_THE PROBLEM_
Give the data below again exactly as it stands. Omit the pictures.

[Part of a data file]
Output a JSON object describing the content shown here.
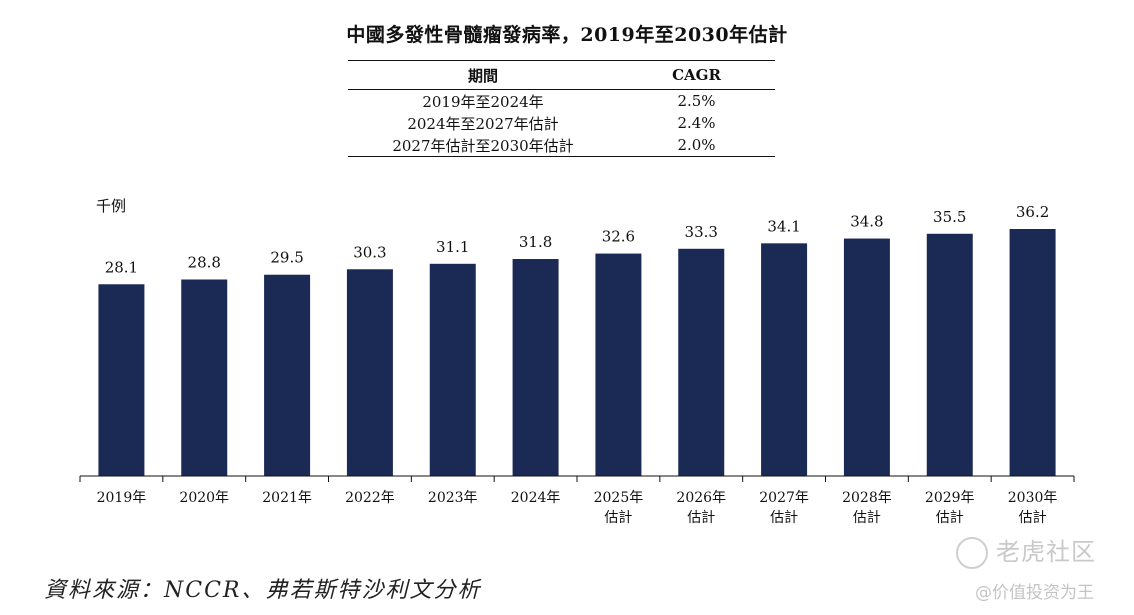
{
  "title": "中國多發性骨髓瘤發病率，2019年至2030年估計",
  "cagr_table": {
    "headers": [
      "期間",
      "CAGR"
    ],
    "rows": [
      [
        "2019年至2024年",
        "2.5%"
      ],
      [
        "2024年至2027年估計",
        "2.4%"
      ],
      [
        "2027年估計至2030年估計",
        "2.0%"
      ]
    ]
  },
  "chart_data": {
    "type": "bar",
    "title": "中國多發性骨髓瘤發病率，2019年至2030年估計",
    "ylabel": "千例",
    "xlabel": "",
    "categories": [
      "2019年",
      "2020年",
      "2021年",
      "2022年",
      "2023年",
      "2024年",
      "2025年\n估計",
      "2026年\n估計",
      "2027年\n估計",
      "2028年\n估計",
      "2029年\n估計",
      "2030年\n估計"
    ],
    "values": [
      28.1,
      28.8,
      29.5,
      30.3,
      31.1,
      31.8,
      32.6,
      33.3,
      34.1,
      34.8,
      35.5,
      36.2
    ],
    "ylim": [
      0,
      36.2
    ],
    "grid": false,
    "bar_color": "#1b2a55"
  },
  "source": "資料來源：NCCR、弗若斯特沙利文分析",
  "watermark": {
    "brand": "老虎社区",
    "handle": "@价值投资为王",
    "logo_icon": "tiger-logo-icon"
  }
}
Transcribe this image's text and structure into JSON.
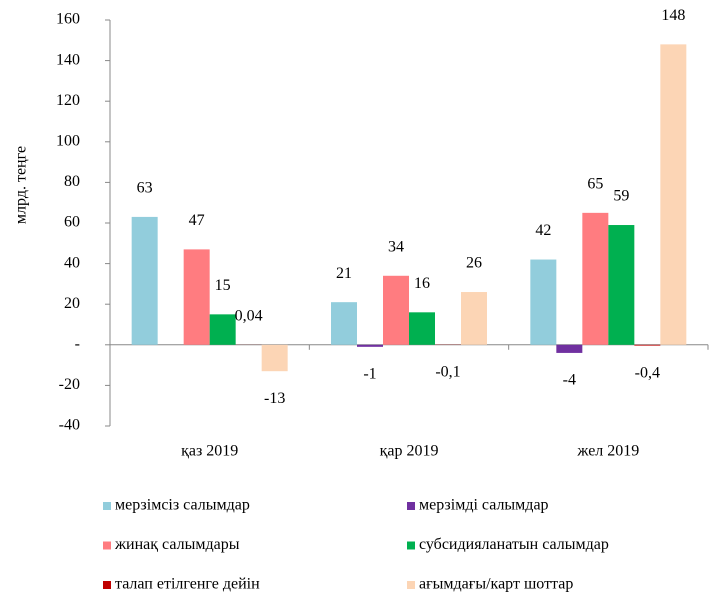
{
  "chart_data": {
    "type": "bar",
    "y_label": "млрд. теңге",
    "categories": [
      "қаз 2019",
      "қар 2019",
      "жел 2019"
    ],
    "series": [
      {
        "name": "мерзімсіз салымдар",
        "color": "#92cddc",
        "values": [
          63,
          21,
          42
        ]
      },
      {
        "name": "мерзімді салымдар",
        "color": "#7030a0",
        "values": [
          null,
          -1,
          -4
        ]
      },
      {
        "name": "жинақ салымдары",
        "color": "#ff7c80",
        "values": [
          47,
          34,
          65
        ]
      },
      {
        "name": "субсидияланатын салымдар",
        "color": "#00b050",
        "values": [
          15,
          16,
          59
        ]
      },
      {
        "name": "талап етілгенге дейін",
        "color": "#c00000",
        "values": [
          0.04,
          -0.1,
          -0.4
        ],
        "value_labels": [
          "0,04",
          "-0,1",
          "-0,4"
        ]
      },
      {
        "name": "ағымдағы/карт шоттар",
        "color": "#fcd5b5",
        "values": [
          -13,
          26,
          148
        ]
      }
    ],
    "ylim": [
      -40,
      160
    ],
    "yticks": [
      -40,
      -20,
      {
        "value": 0,
        "label": "-"
      },
      20,
      40,
      60,
      80,
      100,
      120,
      140,
      160
    ]
  }
}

_EXPECTED ANSWER_
Output a JSON object describing the content shown here.
{
  "title": "中國多發性骨髓瘤發病率，2019年至2030年估計",
  "cagr_table": {
    "headers": [
      "期間",
      "CAGR"
    ],
    "rows": [
      [
        "2019年至2024年",
        "2.5%"
      ],
      [
        "2024年至2027年估計",
        "2.4%"
      ],
      [
        "2027年估計至2030年估計",
        "2.0%"
      ]
    ]
  },
  "chart_data": {
    "type": "bar",
    "title": "中國多發性骨髓瘤發病率，2019年至2030年估計",
    "ylabel": "千例",
    "xlabel": "",
    "categories": [
      "2019年",
      "2020年",
      "2021年",
      "2022年",
      "2023年",
      "2024年",
      "2025年\n估計",
      "2026年\n估計",
      "2027年\n估計",
      "2028年\n估計",
      "2029年\n估計",
      "2030年\n估計"
    ],
    "values": [
      28.1,
      28.8,
      29.5,
      30.3,
      31.1,
      31.8,
      32.6,
      33.3,
      34.1,
      34.8,
      35.5,
      36.2
    ],
    "ylim": [
      0,
      36.2
    ],
    "grid": false,
    "bar_color": "#1b2a55"
  },
  "source": "資料來源：NCCR、弗若斯特沙利文分析",
  "watermark": {
    "brand": "老虎社区",
    "handle": "@价值投资为王",
    "logo_icon": "tiger-logo-icon"
  }
}
Transcribe this image's text and structure into JSON.
{
  "chart_data": {
    "type": "bar",
    "y_label": "млрд. теңге",
    "categories": [
      "қаз 2019",
      "қар 2019",
      "жел 2019"
    ],
    "series": [
      {
        "name": "мерзімсіз салымдар",
        "color": "#92cddc",
        "values": [
          63,
          21,
          42
        ]
      },
      {
        "name": "мерзімді салымдар",
        "color": "#7030a0",
        "values": [
          null,
          -1,
          -4
        ]
      },
      {
        "name": "жинақ салымдары",
        "color": "#ff7c80",
        "values": [
          47,
          34,
          65
        ]
      },
      {
        "name": "субсидияланатын салымдар",
        "color": "#00b050",
        "values": [
          15,
          16,
          59
        ]
      },
      {
        "name": "талап етілгенге дейін",
        "color": "#c00000",
        "values": [
          0.04,
          -0.1,
          -0.4
        ],
        "value_labels": [
          "0,04",
          "-0,1",
          "-0,4"
        ]
      },
      {
        "name": "ағымдағы/карт шоттар",
        "color": "#fcd5b5",
        "values": [
          -13,
          26,
          148
        ]
      }
    ],
    "ylim": [
      -40,
      160
    ],
    "yticks": [
      -40,
      -20,
      {
        "value": 0,
        "label": "-"
      },
      20,
      40,
      60,
      80,
      100,
      120,
      140,
      160
    ]
  }
}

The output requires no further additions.